◆ **Exercise material**:
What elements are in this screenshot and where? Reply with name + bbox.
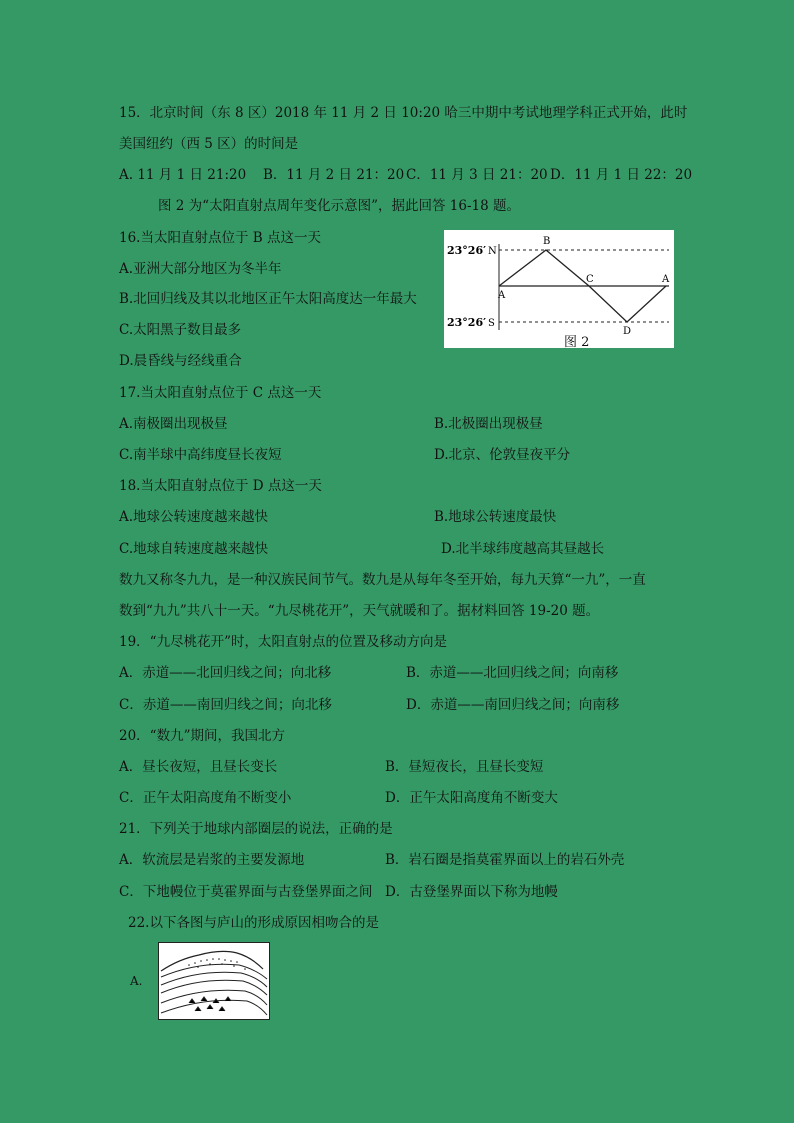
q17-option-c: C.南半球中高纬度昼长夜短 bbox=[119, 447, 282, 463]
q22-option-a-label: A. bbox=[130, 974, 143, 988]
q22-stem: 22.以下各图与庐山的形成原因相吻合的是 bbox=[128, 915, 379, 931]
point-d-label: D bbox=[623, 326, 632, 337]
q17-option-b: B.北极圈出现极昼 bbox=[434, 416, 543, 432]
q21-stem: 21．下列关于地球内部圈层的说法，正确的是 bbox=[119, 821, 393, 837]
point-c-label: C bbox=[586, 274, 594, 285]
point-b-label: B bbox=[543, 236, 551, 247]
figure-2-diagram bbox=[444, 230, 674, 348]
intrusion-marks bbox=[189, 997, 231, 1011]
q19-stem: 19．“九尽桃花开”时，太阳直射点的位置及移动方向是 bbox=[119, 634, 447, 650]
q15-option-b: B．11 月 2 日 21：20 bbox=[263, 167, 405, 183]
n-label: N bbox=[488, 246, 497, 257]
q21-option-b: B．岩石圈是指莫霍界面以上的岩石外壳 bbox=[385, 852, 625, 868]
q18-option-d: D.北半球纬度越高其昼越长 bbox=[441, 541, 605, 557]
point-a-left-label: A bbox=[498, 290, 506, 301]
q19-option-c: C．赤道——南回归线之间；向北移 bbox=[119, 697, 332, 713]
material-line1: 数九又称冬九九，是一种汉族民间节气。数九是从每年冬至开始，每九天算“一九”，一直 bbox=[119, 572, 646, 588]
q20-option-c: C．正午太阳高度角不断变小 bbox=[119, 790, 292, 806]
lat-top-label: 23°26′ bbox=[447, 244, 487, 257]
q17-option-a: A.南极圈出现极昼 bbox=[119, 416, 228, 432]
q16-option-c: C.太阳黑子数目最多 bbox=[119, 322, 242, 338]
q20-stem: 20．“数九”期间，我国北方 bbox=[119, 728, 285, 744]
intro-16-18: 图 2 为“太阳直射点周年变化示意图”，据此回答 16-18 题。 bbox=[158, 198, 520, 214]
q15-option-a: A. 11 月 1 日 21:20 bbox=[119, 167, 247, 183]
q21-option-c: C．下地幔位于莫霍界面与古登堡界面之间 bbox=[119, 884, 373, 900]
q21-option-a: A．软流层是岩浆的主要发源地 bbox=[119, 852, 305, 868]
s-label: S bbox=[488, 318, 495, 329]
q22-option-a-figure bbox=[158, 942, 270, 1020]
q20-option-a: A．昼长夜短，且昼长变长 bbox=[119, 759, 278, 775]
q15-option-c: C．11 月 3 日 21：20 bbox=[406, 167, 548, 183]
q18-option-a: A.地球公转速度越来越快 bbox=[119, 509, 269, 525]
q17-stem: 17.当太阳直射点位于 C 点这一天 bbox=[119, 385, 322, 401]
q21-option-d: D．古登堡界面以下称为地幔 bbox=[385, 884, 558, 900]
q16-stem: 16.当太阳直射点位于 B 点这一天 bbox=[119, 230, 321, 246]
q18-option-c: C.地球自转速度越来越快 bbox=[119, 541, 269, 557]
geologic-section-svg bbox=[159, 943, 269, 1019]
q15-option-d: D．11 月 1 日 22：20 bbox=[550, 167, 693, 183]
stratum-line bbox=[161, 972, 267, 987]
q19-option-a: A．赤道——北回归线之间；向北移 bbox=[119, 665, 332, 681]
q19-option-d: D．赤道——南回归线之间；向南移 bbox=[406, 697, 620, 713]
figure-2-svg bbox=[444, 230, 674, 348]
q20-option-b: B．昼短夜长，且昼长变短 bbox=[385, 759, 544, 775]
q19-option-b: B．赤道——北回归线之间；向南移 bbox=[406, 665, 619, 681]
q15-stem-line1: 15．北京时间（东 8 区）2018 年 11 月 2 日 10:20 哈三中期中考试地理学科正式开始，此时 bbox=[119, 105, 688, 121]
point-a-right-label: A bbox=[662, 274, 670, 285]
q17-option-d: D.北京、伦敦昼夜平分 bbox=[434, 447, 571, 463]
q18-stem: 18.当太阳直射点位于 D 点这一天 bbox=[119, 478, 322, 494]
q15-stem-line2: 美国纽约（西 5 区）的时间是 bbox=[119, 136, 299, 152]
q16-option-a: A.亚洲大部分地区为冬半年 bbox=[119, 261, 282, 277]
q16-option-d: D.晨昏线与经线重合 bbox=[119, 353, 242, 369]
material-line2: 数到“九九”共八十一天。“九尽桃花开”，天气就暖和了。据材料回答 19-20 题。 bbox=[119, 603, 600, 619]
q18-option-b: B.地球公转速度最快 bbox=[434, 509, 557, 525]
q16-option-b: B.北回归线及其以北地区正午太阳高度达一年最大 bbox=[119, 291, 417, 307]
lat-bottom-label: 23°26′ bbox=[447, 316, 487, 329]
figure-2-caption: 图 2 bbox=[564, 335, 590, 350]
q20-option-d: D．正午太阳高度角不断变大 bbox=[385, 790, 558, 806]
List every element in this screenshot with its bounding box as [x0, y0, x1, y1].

◆ **What you are asked to do**: Arrange every line of the listing above as a Markdown table with the columns "Row" and "Line," numbering each row and skipping blank lines. Leave the pictures out of the table.

◆ **Solution for this task**:
| Row | Line |
|---|---|
| 1 | What elements are in this screenshot and where? Reply with name + bbox. |
| 2 | q17-option-c: C.南半球中高纬度昼长夜短 bbox=[119, 447, 282, 463] |
| 3 | q22-option-a-label: A. bbox=[130, 974, 143, 988] |
| 4 | q22-stem: 22.以下各图与庐山的形成原因相吻合的是 bbox=[128, 915, 379, 931] |
| 5 | point-d-label: D bbox=[623, 326, 632, 337] |
| 6 | q17-option-b: B.北极圈出现极昼 bbox=[434, 416, 543, 432] |
| 7 | q21-stem: 21．下列关于地球内部圈层的说法，正确的是 bbox=[119, 821, 393, 837] |
| 8 | point-c-label: C bbox=[586, 274, 594, 285] |
| 9 | point-b-label: B bbox=[543, 236, 551, 247] |
| 10 | figure-2-diagram bbox=[444, 230, 674, 348] |
| 11 | intrusion-marks bbox=[189, 997, 231, 1011] |
| 12 | q19-stem: 19．“九尽桃花开”时，太阳直射点的位置及移动方向是 bbox=[119, 634, 447, 650] |
| 13 | q15-option-b: B．11 月 2 日 21：20 bbox=[263, 167, 405, 183] |
| 14 | n-label: N bbox=[488, 246, 497, 257] |
| 15 | q21-option-b: B．岩石圈是指莫霍界面以上的岩石外壳 bbox=[385, 852, 625, 868] |
| 16 | q18-option-d: D.北半球纬度越高其昼越长 bbox=[441, 541, 605, 557] |
| 17 | point-a-left-label: A bbox=[498, 290, 506, 301] |
| 18 | q19-option-c: C．赤道——南回归线之间；向北移 bbox=[119, 697, 332, 713] |
| 19 | material-line1: 数九又称冬九九，是一种汉族民间节气。数九是从每年冬至开始，每九天算“一九”，一直 bbox=[119, 572, 646, 588] |
| 20 | q20-option-c: C．正午太阳高度角不断变小 bbox=[119, 790, 292, 806] |
| 21 | lat-top-label: 23°26′ bbox=[447, 244, 487, 257] |
| 22 | q17-option-a: A.南极圈出现极昼 bbox=[119, 416, 228, 432] |
| 23 | q16-option-c: C.太阳黑子数目最多 bbox=[119, 322, 242, 338] |
| 24 | q20-stem: 20．“数九”期间，我国北方 bbox=[119, 728, 285, 744] |
| 25 | intro-16-18: 图 2 为“太阳直射点周年变化示意图”，据此回答 16-18 题。 bbox=[158, 198, 520, 214] |
| 26 | q15-option-a: A. 11 月 1 日 21:20 bbox=[119, 167, 247, 183] |
| 27 | q21-option-c: C．下地幔位于莫霍界面与古登堡界面之间 bbox=[119, 884, 373, 900] |
| 28 | q21-option-a: A．软流层是岩浆的主要发源地 bbox=[119, 852, 305, 868] |
| 29 | s-label: S bbox=[488, 318, 495, 329] |
| 30 | q22-option-a-figure bbox=[158, 942, 270, 1020] |
| 31 | q20-option-a: A．昼长夜短，且昼长变长 bbox=[119, 759, 278, 775] |
| 32 | q15-option-c: C．11 月 3 日 21：20 bbox=[406, 167, 548, 183] |
| 33 | q18-option-a: A.地球公转速度越来越快 bbox=[119, 509, 269, 525] |
| 34 | q17-stem: 17.当太阳直射点位于 C 点这一天 bbox=[119, 385, 322, 401] |
| 35 | q21-option-d: D．古登堡界面以下称为地幔 bbox=[385, 884, 558, 900] |
| 36 | q16-stem: 16.当太阳直射点位于 B 点这一天 bbox=[119, 230, 321, 246] |
| 37 | q18-option-c: C.地球自转速度越来越快 bbox=[119, 541, 269, 557] |
| 38 | geologic-section-svg bbox=[159, 943, 269, 1019] |
| 39 | q15-option-d: D．11 月 1 日 22：20 bbox=[550, 167, 693, 183] |
| 40 | stratum-line bbox=[161, 972, 267, 987] |
| 41 | q19-option-a: A．赤道——北回归线之间；向北移 bbox=[119, 665, 332, 681] |
| 42 | q19-option-d: D．赤道——南回归线之间；向南移 bbox=[406, 697, 620, 713] |
| 43 | figure-2-svg bbox=[444, 230, 674, 348] |
| 44 | q20-option-b: B．昼短夜长，且昼长变短 bbox=[385, 759, 544, 775] |
| 45 | q19-option-b: B．赤道——北回归线之间；向南移 bbox=[406, 665, 619, 681] |
| 46 | q15-stem-line1: 15．北京时间（东 8 区）2018 年 11 月 2 日 10:20 哈三中期中考试地理学科正式开始，此时 bbox=[119, 105, 688, 121] |
| 47 | point-a-right-label: A bbox=[662, 274, 670, 285] |
| 48 | q17-option-d: D.北京、伦敦昼夜平分 bbox=[434, 447, 571, 463] |
| 49 | q18-stem: 18.当太阳直射点位于 D 点这一天 bbox=[119, 478, 322, 494] |
| 50 | q15-stem-line2: 美国纽约（西 5 区）的时间是 bbox=[119, 136, 299, 152] |
| 51 | q16-option-a: A.亚洲大部分地区为冬半年 bbox=[119, 261, 282, 277] |
| 52 | q16-option-d: D.晨昏线与经线重合 bbox=[119, 353, 242, 369] |
| 53 | material-line2: 数到“九九”共八十一天。“九尽桃花开”，天气就暖和了。据材料回答 19-20 题。 bbox=[119, 603, 600, 619] |
| 54 | q18-option-b: B.地球公转速度最快 bbox=[434, 509, 557, 525] |
| 55 | q16-option-b: B.北回归线及其以北地区正午太阳高度达一年最大 bbox=[119, 291, 417, 307] |
| 56 | lat-bottom-label: 23°26′ bbox=[447, 316, 487, 329] |
| 57 | figure-2-caption: 图 2 bbox=[564, 335, 590, 350] |
| 58 | q20-option-d: D．正午太阳高度角不断变大 bbox=[385, 790, 558, 806] |
| 59 | List every element in this screenshot with its bounding box as [x0, y0, x1, y1]. |